● WRITTEN REQUEST: Return only the number of lines that hold "结算方式".

● LISTED RECORDS:
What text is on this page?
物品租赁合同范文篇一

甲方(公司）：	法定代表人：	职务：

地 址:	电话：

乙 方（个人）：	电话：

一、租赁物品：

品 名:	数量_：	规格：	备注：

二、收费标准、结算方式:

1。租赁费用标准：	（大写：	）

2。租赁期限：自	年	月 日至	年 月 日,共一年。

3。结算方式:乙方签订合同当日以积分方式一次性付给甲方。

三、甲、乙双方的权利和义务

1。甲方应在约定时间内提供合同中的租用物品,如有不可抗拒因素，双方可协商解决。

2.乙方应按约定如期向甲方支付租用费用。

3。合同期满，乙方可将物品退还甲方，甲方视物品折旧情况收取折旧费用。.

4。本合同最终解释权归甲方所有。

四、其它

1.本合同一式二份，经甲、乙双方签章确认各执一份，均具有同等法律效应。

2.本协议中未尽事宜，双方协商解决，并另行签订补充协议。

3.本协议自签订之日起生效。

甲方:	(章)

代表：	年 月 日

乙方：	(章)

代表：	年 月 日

● COMPLETED EXERCISE: 2